[Stored data]
- - -
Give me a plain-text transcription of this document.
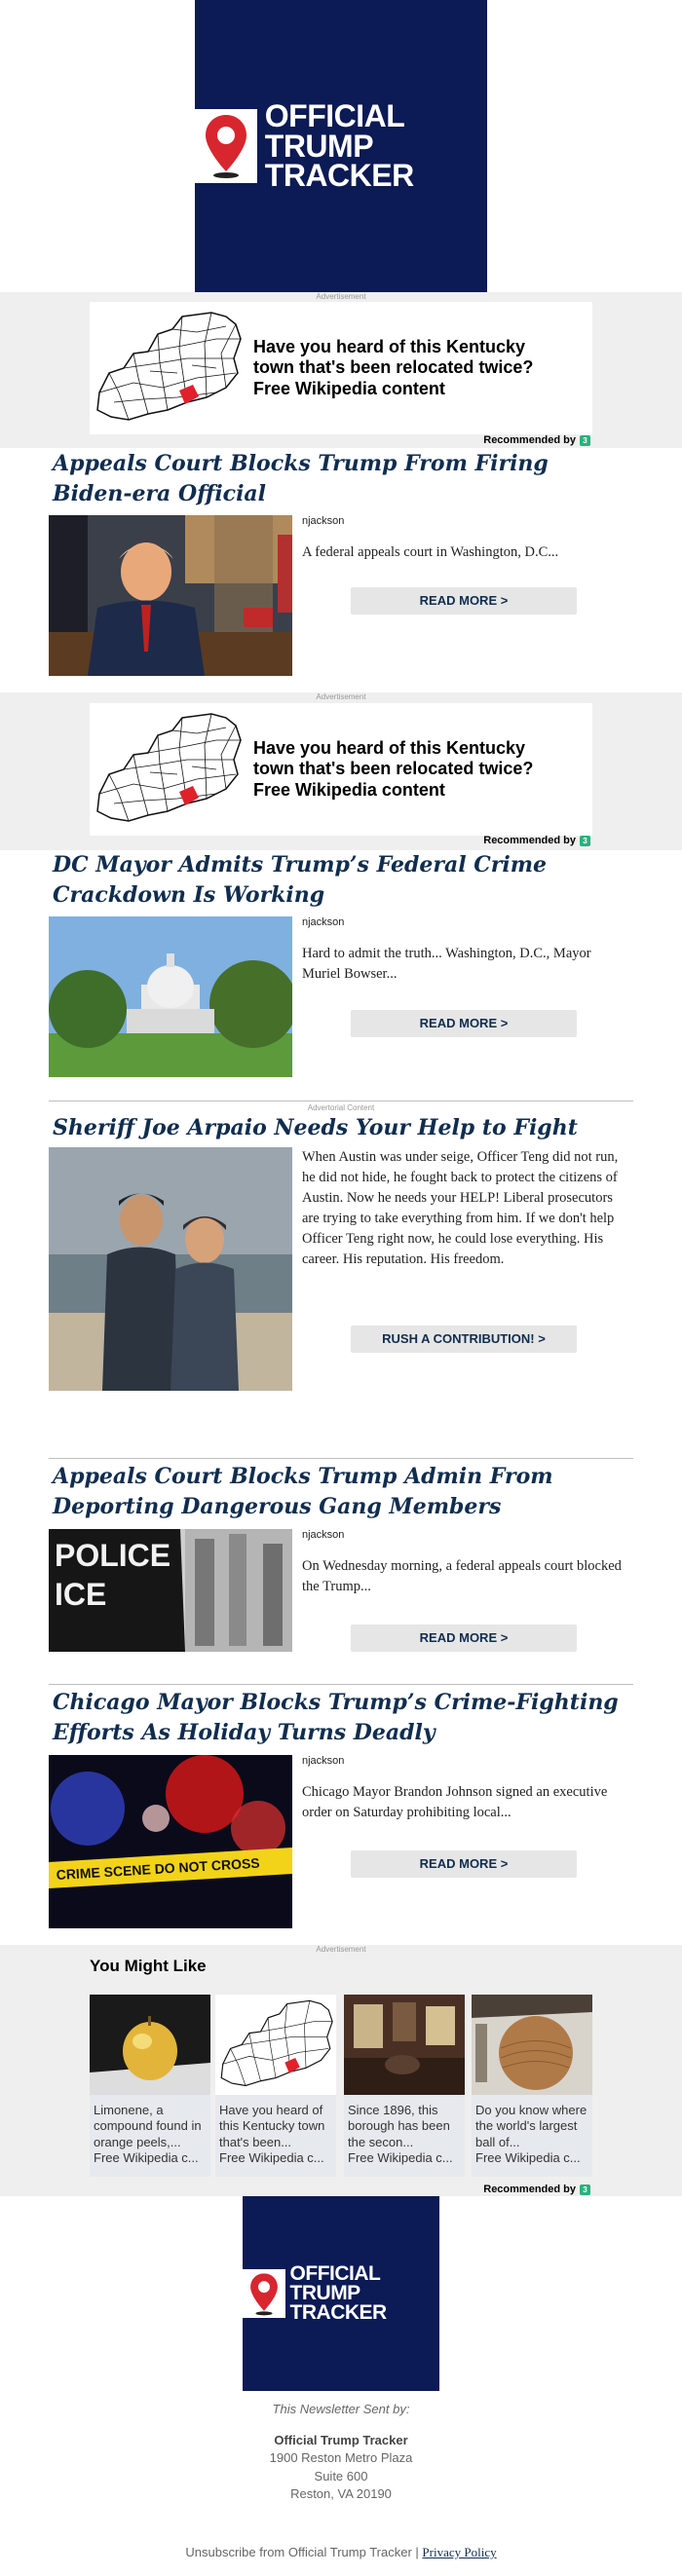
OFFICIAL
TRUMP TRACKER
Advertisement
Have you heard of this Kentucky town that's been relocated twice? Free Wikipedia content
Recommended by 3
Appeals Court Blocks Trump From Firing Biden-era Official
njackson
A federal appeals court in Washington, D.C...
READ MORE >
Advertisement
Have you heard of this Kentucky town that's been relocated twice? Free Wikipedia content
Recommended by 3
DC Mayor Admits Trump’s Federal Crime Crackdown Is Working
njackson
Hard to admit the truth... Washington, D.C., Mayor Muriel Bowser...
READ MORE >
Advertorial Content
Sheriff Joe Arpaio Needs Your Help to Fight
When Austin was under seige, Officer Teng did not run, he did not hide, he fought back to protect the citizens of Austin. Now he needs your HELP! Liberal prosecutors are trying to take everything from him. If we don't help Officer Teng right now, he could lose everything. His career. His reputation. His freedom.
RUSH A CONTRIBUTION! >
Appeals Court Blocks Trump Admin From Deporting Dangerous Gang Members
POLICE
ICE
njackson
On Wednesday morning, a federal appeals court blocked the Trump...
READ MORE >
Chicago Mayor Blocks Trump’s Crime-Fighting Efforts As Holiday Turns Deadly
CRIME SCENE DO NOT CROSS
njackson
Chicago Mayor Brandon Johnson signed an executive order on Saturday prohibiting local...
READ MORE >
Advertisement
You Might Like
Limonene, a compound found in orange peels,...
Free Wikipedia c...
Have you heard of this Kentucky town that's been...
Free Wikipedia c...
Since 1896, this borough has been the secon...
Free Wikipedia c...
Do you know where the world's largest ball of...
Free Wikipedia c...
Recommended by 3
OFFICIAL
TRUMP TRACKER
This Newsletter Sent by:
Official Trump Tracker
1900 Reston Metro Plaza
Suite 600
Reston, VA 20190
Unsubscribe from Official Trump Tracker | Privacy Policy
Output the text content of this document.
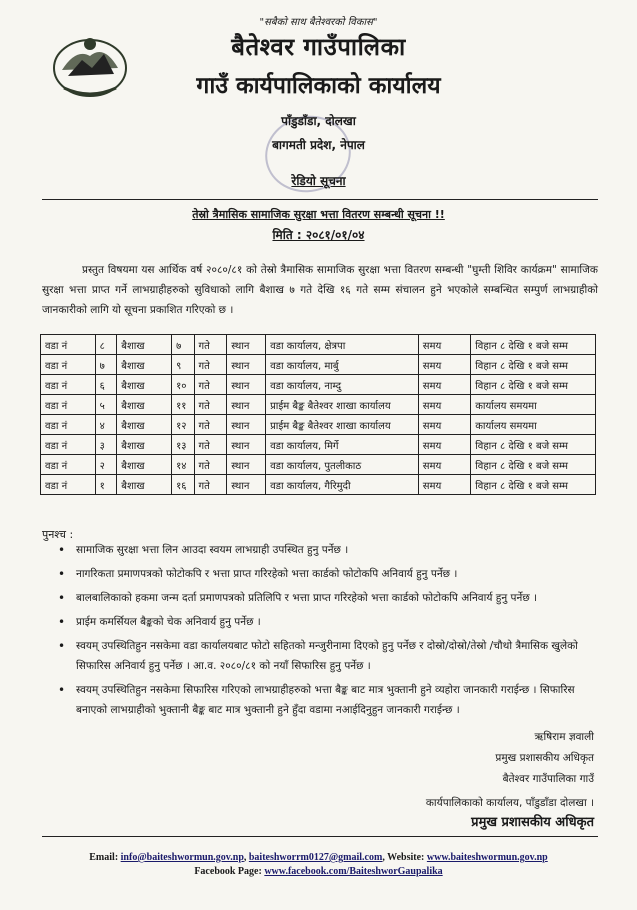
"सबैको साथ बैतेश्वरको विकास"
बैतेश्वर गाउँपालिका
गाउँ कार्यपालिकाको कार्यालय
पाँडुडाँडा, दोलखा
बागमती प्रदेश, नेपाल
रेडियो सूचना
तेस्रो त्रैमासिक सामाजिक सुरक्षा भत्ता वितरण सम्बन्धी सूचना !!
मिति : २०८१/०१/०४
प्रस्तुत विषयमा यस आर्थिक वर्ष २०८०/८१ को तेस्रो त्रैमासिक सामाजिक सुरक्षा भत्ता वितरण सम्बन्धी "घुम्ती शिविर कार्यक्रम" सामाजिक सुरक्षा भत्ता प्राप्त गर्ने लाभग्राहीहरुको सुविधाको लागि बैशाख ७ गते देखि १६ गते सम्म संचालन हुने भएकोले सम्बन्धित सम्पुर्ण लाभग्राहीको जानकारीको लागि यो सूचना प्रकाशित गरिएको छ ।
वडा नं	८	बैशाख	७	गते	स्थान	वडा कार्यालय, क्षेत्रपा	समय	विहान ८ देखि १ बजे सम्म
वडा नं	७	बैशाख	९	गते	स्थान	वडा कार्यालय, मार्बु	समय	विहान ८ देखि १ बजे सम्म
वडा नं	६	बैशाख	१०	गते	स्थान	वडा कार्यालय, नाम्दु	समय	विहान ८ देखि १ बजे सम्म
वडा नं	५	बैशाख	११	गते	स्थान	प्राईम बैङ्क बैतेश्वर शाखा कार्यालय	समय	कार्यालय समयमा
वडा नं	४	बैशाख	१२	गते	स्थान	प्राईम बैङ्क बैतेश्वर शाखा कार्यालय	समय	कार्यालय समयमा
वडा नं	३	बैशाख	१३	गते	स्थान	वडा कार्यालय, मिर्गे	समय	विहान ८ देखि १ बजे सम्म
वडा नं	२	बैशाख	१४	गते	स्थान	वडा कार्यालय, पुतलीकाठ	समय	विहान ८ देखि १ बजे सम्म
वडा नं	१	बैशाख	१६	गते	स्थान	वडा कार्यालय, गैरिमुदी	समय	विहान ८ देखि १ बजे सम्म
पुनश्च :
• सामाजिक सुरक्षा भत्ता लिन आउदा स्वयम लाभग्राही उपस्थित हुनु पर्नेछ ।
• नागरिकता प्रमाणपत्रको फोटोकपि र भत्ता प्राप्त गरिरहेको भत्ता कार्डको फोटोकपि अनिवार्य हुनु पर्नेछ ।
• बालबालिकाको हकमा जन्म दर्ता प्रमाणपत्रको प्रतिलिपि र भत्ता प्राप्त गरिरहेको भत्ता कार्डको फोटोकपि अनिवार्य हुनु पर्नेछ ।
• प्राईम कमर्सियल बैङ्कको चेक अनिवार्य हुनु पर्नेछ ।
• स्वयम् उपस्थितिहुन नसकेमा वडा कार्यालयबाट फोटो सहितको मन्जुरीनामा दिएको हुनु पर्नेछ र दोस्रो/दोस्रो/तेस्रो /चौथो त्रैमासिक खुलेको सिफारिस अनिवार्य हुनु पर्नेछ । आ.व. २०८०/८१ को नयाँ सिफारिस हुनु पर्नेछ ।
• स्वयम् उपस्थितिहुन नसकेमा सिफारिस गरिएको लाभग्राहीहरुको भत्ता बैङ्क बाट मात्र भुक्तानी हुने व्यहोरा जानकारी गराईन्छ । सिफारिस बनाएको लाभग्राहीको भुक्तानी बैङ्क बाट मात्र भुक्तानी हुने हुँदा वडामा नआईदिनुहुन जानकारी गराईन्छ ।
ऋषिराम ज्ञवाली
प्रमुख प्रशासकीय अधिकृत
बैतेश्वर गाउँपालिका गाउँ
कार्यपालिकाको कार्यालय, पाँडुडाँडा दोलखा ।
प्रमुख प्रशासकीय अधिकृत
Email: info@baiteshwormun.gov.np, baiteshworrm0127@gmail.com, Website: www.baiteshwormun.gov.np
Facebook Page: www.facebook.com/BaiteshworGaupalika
- - -
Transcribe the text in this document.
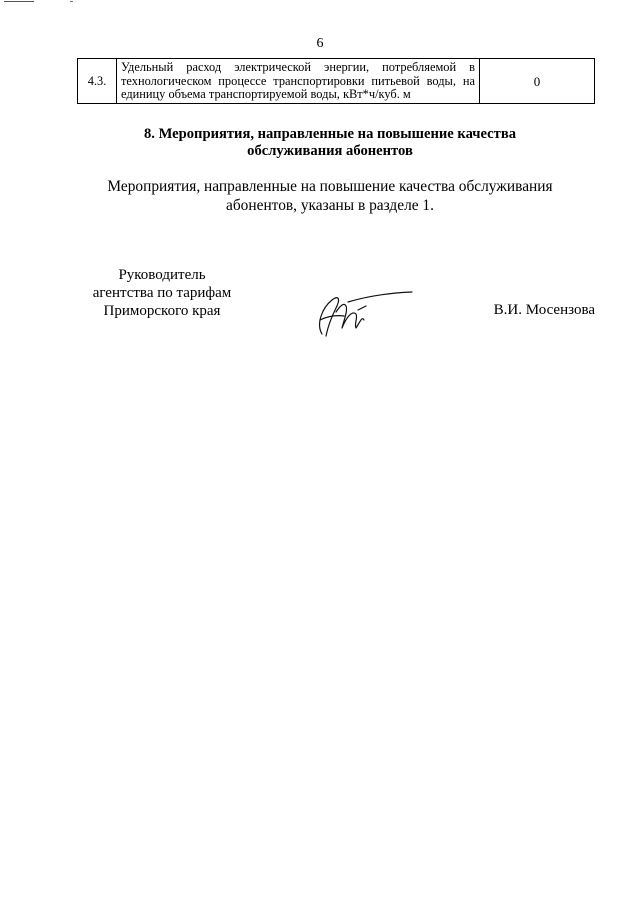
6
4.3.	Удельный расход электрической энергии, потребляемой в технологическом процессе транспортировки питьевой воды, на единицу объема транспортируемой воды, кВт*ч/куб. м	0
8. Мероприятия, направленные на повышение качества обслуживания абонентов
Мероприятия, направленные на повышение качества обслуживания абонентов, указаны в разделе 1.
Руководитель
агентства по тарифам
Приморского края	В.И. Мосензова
- - -
- [Aim]: Copy every line from the entries that contains the word "Mayor".

- [The completed task]:
DC Mayor Admits Trump’s Federal Crime Crackdown Is Working
Hard to admit the truth... Washington, D.C., Mayor Muriel Bowser...
Chicago Mayor Blocks Trump’s Crime-Fighting Efforts As Holiday Turns Deadly
Chicago Mayor Brandon Johnson signed an executive order on Saturday prohibiting local...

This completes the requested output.